● **Objective**: From the data that follows, report how many lines hold the string "keyboard", giving only the number.

(Records)

:::::

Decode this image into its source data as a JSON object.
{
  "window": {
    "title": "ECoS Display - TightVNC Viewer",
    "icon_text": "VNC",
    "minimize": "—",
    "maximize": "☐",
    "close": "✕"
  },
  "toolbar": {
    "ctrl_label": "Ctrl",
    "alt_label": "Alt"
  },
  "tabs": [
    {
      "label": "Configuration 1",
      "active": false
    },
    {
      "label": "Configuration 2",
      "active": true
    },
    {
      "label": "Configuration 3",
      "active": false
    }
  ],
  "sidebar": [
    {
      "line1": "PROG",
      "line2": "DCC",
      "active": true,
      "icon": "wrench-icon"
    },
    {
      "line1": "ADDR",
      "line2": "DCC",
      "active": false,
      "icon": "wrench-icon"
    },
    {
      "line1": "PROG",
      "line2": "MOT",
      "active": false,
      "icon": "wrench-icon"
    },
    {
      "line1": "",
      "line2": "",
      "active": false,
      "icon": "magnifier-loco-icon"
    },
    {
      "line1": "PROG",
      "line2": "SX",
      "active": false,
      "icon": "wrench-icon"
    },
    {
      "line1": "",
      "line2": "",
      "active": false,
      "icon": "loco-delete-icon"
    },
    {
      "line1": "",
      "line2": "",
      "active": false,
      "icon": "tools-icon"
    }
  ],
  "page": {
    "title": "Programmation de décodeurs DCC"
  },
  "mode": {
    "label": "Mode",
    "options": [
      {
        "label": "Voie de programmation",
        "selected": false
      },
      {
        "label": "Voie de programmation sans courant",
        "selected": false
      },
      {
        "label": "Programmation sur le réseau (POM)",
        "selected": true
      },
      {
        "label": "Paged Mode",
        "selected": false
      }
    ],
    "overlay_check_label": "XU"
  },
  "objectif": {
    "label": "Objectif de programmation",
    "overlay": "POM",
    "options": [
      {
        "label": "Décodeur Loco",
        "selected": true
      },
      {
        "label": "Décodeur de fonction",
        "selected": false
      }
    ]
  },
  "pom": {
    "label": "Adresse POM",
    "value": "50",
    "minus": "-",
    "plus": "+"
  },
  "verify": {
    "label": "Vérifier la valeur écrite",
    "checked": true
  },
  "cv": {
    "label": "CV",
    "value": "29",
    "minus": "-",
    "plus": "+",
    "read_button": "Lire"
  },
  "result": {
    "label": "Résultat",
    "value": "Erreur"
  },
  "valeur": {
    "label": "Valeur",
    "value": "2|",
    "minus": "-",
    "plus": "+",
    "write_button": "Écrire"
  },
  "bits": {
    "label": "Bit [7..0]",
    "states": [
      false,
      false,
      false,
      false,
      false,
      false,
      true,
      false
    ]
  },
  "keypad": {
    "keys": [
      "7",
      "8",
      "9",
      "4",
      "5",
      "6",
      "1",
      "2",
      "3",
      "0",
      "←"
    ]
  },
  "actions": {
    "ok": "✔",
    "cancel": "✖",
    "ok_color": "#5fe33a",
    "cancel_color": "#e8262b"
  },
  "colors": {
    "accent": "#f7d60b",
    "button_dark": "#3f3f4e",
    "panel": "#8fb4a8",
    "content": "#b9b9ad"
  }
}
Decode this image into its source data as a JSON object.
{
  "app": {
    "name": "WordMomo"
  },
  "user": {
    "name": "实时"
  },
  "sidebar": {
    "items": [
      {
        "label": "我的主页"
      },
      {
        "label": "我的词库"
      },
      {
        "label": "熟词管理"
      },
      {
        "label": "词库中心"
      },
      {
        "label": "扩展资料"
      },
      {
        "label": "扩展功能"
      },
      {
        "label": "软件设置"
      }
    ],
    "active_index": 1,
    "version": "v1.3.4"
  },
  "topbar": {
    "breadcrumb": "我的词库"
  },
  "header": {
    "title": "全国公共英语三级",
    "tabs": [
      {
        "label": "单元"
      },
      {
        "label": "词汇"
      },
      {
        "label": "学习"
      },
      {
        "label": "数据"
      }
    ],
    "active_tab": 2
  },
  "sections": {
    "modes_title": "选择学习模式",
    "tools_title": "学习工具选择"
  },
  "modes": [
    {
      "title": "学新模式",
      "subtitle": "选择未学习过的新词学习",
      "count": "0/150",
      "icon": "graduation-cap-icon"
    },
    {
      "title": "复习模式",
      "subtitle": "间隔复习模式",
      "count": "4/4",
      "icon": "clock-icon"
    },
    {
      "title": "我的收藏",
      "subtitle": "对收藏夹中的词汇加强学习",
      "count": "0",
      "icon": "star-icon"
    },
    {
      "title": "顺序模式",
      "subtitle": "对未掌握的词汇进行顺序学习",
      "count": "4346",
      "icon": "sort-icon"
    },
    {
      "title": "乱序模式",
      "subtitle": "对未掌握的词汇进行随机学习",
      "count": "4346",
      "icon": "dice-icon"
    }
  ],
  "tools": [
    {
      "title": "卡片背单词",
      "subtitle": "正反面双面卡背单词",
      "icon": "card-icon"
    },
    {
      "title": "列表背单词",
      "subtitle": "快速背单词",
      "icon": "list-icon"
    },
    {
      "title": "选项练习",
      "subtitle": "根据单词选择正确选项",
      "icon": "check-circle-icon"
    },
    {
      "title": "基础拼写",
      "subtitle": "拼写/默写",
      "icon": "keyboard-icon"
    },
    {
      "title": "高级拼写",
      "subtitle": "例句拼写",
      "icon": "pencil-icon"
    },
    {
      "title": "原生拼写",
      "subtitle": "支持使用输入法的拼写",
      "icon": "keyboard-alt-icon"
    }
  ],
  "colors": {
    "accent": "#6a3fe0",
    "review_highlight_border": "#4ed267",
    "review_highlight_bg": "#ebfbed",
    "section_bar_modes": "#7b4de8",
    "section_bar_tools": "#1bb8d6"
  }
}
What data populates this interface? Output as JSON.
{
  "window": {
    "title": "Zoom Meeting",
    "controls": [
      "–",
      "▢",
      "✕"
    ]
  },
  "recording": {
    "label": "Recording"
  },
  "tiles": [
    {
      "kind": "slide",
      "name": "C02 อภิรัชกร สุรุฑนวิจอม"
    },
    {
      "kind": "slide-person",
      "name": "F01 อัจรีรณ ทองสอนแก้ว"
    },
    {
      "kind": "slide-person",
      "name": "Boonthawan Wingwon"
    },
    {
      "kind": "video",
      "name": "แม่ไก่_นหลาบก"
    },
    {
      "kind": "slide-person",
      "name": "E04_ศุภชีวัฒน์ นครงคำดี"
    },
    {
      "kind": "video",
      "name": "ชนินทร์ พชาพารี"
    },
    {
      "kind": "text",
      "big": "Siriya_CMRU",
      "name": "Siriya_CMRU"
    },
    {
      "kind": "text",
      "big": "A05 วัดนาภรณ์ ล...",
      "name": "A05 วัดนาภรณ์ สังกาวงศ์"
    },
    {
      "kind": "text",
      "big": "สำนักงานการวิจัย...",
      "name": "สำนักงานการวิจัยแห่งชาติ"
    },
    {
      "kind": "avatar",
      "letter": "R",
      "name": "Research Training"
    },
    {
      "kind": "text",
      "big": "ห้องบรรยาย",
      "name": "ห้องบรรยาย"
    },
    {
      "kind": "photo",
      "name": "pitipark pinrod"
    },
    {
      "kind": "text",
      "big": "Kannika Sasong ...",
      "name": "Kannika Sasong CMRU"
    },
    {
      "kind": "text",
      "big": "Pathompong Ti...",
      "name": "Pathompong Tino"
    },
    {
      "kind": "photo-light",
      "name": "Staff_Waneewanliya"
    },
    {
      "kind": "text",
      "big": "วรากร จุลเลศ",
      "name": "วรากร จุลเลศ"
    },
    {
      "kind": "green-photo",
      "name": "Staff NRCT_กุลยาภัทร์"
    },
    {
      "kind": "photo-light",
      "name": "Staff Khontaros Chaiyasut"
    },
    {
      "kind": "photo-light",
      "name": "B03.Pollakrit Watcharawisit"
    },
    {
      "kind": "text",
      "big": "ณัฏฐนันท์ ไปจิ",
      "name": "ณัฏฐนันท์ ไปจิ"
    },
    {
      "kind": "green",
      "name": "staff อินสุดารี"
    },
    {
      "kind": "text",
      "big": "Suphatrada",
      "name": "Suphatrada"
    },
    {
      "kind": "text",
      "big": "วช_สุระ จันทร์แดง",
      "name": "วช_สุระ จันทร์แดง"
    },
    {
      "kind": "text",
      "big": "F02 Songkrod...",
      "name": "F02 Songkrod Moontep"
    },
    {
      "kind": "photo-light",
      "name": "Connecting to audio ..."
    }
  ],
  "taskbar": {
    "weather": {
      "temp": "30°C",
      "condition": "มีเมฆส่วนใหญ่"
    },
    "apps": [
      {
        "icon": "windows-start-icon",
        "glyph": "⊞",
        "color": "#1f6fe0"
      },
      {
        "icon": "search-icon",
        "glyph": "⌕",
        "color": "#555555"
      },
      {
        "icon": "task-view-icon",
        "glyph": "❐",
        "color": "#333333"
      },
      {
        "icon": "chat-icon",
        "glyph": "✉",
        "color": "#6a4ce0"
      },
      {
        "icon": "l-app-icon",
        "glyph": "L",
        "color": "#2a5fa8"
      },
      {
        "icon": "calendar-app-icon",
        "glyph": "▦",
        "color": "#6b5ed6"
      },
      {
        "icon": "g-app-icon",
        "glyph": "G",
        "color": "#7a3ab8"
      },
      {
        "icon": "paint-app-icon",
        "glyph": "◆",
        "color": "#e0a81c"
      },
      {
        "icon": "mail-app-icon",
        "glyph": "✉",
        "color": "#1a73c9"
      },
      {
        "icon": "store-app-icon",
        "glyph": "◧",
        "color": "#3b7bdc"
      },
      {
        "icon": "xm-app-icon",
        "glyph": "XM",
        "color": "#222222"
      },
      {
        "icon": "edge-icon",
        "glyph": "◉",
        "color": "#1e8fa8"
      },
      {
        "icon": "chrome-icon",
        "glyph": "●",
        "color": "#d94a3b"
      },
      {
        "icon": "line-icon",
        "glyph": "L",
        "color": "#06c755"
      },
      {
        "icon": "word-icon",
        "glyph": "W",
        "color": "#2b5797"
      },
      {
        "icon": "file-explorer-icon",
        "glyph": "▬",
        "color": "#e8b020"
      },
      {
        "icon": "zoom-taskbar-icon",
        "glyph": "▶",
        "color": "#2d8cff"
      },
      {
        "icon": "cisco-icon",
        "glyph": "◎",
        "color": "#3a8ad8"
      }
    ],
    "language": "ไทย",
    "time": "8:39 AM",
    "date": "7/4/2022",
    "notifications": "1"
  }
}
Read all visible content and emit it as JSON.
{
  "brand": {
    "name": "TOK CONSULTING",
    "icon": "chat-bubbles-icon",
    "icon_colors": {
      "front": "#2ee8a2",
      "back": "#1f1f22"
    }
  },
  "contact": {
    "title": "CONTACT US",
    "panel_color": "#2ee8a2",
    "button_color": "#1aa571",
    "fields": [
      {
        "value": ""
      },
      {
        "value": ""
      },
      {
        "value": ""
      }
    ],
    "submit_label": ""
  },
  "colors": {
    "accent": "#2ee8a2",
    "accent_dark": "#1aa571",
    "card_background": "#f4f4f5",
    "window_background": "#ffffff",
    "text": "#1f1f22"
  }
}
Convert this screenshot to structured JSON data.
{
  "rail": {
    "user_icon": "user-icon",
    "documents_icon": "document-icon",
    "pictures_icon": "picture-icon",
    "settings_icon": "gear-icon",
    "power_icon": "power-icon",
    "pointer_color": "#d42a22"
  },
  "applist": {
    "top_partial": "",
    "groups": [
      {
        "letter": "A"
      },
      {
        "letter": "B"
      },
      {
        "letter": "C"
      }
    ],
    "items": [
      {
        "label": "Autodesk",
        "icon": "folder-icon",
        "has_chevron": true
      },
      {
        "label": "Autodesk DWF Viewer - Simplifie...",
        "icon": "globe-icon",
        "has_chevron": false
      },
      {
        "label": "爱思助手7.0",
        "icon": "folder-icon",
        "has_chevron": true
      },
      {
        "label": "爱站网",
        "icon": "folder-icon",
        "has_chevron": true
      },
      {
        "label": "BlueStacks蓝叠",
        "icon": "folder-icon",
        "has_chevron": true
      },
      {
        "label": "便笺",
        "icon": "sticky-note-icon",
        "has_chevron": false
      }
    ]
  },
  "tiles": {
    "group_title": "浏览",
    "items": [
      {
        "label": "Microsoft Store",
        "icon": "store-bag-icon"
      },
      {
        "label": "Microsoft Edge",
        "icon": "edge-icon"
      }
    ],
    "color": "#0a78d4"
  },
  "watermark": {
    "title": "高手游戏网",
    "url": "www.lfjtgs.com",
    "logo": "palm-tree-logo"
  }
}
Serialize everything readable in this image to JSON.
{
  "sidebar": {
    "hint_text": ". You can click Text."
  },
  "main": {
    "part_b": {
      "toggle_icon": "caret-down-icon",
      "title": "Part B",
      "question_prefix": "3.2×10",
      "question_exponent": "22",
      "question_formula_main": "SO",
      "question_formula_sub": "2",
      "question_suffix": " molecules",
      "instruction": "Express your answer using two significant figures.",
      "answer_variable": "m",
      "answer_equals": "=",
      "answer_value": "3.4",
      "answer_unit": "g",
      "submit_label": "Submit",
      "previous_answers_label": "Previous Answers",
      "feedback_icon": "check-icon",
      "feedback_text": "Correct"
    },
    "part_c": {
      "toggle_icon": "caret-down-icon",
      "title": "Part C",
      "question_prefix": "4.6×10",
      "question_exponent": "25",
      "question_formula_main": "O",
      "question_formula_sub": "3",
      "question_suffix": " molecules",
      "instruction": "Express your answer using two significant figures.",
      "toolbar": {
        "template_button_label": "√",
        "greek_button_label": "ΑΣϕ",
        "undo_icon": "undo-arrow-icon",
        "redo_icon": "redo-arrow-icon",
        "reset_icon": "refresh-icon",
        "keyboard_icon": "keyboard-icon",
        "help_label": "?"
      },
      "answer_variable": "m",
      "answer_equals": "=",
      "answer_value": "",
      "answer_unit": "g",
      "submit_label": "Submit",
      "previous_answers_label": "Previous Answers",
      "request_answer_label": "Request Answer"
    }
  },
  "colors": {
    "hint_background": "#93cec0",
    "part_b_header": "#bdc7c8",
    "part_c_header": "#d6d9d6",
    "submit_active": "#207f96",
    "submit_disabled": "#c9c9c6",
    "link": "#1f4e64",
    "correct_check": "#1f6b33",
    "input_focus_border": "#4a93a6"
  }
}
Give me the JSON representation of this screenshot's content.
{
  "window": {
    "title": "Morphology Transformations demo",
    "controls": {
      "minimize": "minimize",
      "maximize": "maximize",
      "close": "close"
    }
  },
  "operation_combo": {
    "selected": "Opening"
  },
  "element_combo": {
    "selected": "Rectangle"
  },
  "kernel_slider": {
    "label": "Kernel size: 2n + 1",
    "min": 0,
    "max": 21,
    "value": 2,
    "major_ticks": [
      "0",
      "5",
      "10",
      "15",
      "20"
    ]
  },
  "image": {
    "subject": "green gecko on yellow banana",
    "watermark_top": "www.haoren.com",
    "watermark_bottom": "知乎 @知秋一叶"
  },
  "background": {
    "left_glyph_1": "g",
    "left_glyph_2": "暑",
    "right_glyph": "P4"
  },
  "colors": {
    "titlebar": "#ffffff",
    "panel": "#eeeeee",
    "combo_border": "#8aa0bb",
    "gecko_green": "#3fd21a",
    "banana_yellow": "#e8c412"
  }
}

:::::

● **Expected answer**: 3